====== Supplied material

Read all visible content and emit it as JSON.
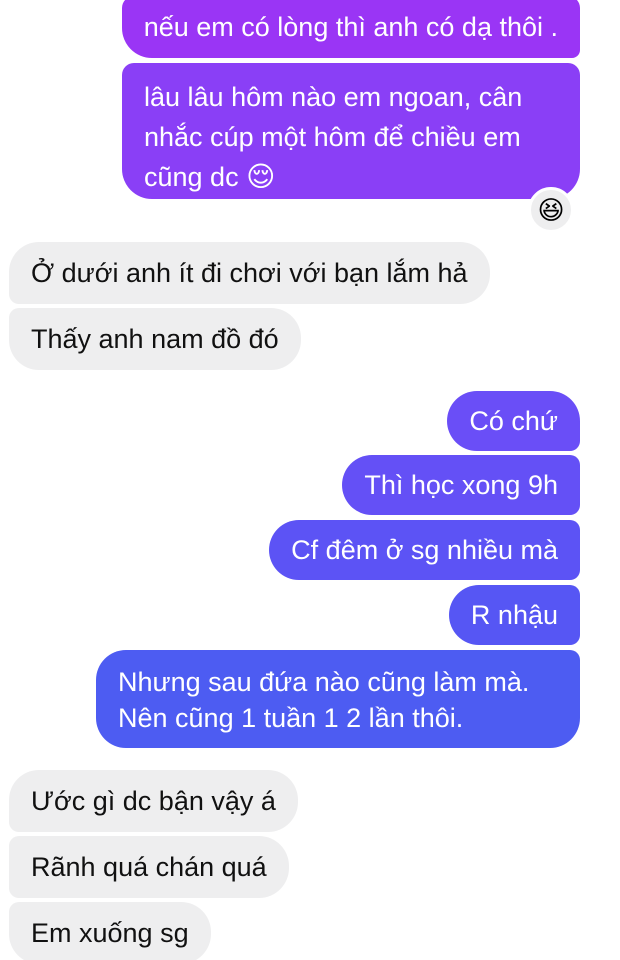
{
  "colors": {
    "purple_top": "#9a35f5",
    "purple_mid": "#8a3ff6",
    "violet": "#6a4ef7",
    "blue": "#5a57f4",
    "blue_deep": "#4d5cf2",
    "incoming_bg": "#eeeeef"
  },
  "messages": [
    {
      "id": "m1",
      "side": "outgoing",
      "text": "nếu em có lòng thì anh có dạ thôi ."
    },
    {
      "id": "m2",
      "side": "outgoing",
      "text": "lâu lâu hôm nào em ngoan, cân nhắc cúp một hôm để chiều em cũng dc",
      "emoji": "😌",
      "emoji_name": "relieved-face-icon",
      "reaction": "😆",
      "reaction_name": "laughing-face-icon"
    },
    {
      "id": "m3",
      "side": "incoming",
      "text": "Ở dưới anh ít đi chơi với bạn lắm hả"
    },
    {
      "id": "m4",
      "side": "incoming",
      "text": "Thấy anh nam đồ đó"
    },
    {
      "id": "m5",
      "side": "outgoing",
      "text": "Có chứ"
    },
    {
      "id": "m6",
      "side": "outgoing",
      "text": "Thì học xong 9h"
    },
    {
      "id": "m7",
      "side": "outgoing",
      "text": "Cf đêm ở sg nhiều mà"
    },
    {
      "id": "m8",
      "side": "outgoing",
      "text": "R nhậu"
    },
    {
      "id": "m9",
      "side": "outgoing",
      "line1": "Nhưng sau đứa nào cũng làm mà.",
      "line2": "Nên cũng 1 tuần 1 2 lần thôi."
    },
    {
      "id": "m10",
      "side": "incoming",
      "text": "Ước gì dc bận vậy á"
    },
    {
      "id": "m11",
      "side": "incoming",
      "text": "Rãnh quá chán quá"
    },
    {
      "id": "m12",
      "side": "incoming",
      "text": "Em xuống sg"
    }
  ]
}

============
====== Supplied material

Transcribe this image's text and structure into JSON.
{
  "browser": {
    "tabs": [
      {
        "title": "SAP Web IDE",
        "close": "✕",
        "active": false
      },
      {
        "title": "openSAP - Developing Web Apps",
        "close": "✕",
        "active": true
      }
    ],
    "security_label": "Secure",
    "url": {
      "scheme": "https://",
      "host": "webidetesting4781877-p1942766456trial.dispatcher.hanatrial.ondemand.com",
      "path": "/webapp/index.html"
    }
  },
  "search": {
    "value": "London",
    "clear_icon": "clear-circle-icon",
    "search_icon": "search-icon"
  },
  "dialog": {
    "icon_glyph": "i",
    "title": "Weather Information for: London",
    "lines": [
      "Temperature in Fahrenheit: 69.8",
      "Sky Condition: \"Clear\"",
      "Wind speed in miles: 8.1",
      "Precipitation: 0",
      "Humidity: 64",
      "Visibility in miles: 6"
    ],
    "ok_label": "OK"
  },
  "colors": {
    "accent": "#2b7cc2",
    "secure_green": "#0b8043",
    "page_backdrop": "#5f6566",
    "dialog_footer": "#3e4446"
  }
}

============

*Your objective:*
Return solely the number of lines in the data that include the word "thôi".

*Reply:*
2